Exercise goal: Which lines below hold the word "Identify"? Copy all of them.

(Stored dataset items)
START

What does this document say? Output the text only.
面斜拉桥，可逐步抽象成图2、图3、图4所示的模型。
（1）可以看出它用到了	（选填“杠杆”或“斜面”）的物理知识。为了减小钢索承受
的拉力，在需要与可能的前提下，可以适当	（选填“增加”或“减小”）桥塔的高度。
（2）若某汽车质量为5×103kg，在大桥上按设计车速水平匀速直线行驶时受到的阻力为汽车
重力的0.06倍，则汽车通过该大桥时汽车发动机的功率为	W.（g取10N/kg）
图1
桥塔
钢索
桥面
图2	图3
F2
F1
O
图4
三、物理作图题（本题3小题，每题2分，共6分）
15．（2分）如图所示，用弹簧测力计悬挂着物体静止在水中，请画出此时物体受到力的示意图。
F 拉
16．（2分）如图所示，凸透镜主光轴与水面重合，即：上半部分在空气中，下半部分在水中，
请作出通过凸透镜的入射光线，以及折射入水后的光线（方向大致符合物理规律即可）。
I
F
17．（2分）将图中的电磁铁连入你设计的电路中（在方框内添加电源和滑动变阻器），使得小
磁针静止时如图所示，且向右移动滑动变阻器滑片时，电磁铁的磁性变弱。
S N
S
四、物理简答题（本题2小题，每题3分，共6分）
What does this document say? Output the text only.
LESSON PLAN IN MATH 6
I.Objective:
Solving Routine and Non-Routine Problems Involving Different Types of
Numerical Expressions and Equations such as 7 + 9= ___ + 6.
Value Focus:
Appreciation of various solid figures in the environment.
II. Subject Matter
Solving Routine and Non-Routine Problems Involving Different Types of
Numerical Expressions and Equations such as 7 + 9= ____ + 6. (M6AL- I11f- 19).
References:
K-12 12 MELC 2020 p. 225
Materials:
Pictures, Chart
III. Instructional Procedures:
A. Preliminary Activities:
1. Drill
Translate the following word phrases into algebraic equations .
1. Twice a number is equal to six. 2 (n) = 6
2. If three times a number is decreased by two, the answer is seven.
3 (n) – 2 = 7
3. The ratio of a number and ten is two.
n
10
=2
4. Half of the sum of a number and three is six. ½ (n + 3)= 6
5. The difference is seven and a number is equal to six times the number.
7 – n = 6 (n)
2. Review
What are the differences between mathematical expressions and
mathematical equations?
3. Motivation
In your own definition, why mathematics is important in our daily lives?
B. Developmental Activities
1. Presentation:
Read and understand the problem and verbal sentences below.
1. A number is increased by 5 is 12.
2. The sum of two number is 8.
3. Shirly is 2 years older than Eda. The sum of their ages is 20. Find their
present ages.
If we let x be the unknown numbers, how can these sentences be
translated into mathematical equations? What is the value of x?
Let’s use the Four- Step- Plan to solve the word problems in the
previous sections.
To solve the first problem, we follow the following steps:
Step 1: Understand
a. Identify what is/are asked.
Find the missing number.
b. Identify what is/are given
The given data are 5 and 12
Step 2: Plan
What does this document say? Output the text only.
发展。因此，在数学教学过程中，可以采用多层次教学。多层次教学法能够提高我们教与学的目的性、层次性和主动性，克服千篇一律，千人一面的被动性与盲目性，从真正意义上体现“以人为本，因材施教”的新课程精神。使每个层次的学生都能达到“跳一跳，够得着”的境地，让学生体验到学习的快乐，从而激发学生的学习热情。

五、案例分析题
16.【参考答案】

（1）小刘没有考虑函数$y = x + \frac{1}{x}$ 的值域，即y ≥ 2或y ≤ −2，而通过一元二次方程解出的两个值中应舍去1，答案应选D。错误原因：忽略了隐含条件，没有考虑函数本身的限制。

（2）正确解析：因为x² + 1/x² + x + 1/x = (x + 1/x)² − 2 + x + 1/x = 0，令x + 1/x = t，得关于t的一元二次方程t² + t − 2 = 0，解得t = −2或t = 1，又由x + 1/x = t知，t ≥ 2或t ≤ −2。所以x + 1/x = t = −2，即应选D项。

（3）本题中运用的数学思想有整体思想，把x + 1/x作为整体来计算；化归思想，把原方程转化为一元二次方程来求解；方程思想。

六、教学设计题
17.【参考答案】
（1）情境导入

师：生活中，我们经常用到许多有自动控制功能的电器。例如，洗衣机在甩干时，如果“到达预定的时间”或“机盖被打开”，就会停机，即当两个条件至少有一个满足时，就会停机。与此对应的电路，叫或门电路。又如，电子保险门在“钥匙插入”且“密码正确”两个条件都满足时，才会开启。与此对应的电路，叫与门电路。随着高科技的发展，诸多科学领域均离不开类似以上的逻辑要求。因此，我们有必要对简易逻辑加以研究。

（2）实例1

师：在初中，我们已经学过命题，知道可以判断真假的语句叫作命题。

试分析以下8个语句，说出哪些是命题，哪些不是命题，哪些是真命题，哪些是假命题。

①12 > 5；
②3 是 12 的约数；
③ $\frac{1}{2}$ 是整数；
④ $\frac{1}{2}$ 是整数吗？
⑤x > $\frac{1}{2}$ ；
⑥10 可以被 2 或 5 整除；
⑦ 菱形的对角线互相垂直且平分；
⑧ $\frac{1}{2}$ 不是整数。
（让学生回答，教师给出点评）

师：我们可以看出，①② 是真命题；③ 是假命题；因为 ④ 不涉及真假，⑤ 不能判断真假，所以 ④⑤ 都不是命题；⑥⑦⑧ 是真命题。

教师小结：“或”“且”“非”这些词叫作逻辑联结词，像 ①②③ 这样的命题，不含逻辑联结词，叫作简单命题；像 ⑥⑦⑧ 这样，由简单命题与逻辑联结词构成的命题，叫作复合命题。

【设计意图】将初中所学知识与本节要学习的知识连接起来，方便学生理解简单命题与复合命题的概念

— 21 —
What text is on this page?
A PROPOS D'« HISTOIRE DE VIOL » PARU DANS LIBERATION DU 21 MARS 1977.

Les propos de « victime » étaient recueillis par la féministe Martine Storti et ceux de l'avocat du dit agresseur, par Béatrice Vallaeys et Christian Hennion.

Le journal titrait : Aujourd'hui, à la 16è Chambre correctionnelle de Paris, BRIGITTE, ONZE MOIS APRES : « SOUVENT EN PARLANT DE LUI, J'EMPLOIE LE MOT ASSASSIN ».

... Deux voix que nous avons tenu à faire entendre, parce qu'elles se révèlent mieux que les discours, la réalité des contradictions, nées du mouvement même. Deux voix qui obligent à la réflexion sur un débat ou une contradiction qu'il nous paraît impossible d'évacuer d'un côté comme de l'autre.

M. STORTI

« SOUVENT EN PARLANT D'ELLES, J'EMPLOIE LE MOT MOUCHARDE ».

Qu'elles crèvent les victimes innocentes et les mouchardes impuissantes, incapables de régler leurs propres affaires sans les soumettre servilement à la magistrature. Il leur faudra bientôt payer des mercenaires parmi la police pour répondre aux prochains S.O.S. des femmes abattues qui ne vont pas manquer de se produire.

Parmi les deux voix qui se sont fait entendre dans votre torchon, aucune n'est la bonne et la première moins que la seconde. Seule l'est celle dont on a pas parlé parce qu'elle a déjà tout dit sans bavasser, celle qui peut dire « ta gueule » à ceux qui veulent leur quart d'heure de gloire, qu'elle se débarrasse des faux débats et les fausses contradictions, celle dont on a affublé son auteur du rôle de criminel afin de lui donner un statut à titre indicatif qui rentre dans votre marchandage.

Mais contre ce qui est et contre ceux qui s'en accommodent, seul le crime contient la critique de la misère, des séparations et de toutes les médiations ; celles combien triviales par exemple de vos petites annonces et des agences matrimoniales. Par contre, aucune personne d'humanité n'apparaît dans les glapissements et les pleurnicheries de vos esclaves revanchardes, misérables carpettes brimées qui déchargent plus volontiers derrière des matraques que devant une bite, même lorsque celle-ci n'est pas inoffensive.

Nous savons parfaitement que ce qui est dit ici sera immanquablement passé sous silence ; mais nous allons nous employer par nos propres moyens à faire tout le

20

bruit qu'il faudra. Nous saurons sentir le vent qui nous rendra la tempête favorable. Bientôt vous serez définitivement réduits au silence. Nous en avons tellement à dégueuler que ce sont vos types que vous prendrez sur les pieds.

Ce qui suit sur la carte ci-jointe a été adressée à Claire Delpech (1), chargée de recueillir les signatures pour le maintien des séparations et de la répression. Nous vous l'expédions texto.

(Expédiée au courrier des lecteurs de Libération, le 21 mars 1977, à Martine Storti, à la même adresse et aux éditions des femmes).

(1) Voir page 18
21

END

Exercise result:
a. Identify what is/are asked.
b. Identify what is/are given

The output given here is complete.